**Challenge:** Reproduce each record exactly.

**Dataset items:**
Start

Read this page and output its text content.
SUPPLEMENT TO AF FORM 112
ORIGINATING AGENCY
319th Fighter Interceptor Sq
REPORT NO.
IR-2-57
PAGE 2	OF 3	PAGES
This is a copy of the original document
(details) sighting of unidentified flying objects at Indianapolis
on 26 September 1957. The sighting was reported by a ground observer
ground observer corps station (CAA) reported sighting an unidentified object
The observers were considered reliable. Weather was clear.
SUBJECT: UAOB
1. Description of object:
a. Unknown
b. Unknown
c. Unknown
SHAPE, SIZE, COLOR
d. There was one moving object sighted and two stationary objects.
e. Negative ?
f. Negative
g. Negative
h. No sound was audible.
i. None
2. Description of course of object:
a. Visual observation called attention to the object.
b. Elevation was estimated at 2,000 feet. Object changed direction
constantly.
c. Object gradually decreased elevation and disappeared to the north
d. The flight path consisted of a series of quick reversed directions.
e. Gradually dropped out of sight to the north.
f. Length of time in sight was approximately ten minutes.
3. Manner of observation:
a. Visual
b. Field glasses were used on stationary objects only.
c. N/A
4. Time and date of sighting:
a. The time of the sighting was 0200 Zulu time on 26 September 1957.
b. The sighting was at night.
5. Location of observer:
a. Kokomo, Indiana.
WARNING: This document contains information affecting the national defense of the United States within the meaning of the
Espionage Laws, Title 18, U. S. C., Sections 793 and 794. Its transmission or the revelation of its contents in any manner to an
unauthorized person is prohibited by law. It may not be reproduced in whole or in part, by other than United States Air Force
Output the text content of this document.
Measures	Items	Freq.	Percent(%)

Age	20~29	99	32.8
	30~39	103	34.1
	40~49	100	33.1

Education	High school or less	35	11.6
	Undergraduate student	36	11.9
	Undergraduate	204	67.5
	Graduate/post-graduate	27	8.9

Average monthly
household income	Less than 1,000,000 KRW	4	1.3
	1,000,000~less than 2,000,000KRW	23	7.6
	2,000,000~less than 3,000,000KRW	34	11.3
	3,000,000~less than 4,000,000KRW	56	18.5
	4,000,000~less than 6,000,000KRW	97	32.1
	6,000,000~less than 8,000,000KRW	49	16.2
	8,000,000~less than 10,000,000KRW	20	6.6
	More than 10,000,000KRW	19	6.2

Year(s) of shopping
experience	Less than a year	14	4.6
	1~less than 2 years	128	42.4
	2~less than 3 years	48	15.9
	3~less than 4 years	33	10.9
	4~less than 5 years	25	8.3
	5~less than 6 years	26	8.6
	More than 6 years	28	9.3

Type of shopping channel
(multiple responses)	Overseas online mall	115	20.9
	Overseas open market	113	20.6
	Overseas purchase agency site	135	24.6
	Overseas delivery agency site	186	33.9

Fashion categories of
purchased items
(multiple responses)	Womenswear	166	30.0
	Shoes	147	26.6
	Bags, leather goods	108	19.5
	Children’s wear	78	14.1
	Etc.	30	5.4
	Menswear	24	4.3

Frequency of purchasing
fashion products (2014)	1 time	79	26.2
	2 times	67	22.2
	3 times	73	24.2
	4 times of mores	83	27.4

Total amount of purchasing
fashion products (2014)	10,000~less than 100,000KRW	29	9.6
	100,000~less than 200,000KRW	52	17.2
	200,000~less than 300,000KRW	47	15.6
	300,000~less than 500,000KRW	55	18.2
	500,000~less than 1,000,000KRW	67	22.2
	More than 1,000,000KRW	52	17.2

End

**Answer:**
Read this page and output its text content.
SUPPLEMENT TO AF FORM 112
ORIGINATING AGENCY
319th Fighter Interceptor Sq
REPORT NO.
IR-2-57
PAGE 2	OF 3	PAGES
This is a copy of the original document
(details) sighting of unidentified flying objects at Indianapolis
on 26 September 1957. The sighting was reported by a ground observer
ground observer corps station (CAA) reported sighting an unidentified object
The observers were considered reliable. Weather was clear.
SUBJECT: UAOB
1. Description of object:
a. Unknown
b. Unknown
c. Unknown
SHAPE, SIZE, COLOR
d. There was one moving object sighted and two stationary objects.
e. Negative ?
f. Negative
g. Negative
h. No sound was audible.
i. None
2. Description of course of object:
a. Visual observation called attention to the object.
b. Elevation was estimated at 2,000 feet. Object changed direction
constantly.
c. Object gradually decreased elevation and disappeared to the north
d. The flight path consisted of a series of quick reversed directions.
e. Gradually dropped out of sight to the north.
f. Length of time in sight was approximately ten minutes.
3. Manner of observation:
a. Visual
b. Field glasses were used on stationary objects only.
c. N/A
4. Time and date of sighting:
a. The time of the sighting was 0200 Zulu time on 26 September 1957.
b. The sighting was at night.
5. Location of observer:
a. Kokomo, Indiana.
WARNING: This document contains information affecting the national defense of the United States within the meaning of the
Espionage Laws, Title 18, U. S. C., Sections 793 and 794. Its transmission or the revelation of its contents in any manner to an
unauthorized person is prohibited by law. It may not be reproduced in whole or in part, by other than United States Air Force
Output the text content of this document.
Measures	Items	Freq.	Percent(%)

Age	20~29	99	32.8
	30~39	103	34.1
	40~49	100	33.1

Education	High school or less	35	11.6
	Undergraduate student	36	11.9
	Undergraduate	204	67.5
	Graduate/post-graduate	27	8.9

Average monthly
household income	Less than 1,000,000 KRW	4	1.3
	1,000,000~less than 2,000,000KRW	23	7.6
	2,000,000~less than 3,000,000KRW	34	11.3
	3,000,000~less than 4,000,000KRW	56	18.5
	4,000,000~less than 6,000,000KRW	97	32.1
	6,000,000~less than 8,000,000KRW	49	16.2
	8,000,000~less than 10,000,000KRW	20	6.6
	More than 10,000,000KRW	19	6.2

Year(s) of shopping
experience	Less than a year	14	4.6
	1~less than 2 years	128	42.4
	2~less than 3 years	48	15.9
	3~less than 4 years	33	10.9
	4~less than 5 years	25	8.3
	5~less than 6 years	26	8.6
	More than 6 years	28	9.3

Type of shopping channel
(multiple responses)	Overseas online mall	115	20.9
	Overseas open market	113	20.6
	Overseas purchase agency site	135	24.6
	Overseas delivery agency site	186	33.9

Fashion categories of
purchased items
(multiple responses)	Womenswear	166	30.0
	Shoes	147	26.6
	Bags, leather goods	108	19.5
	Children’s wear	78	14.1
	Etc.	30	5.4
	Menswear	24	4.3

Frequency of purchasing
fashion products (2014)	1 time	79	26.2
	2 times	67	22.2
	3 times	73	24.2
	4 times of mores	83	27.4

Total amount of purchasing
fashion products (2014)	10,000~less than 100,000KRW	29	9.6
	100,000~less than 200,000KRW	52	17.2
	200,000~less than 300,000KRW	47	15.6
	300,000~less than 500,000KRW	55	18.2
	500,000~less than 1,000,000KRW	67	22.2
	More than 1,000,000KRW	52	17.2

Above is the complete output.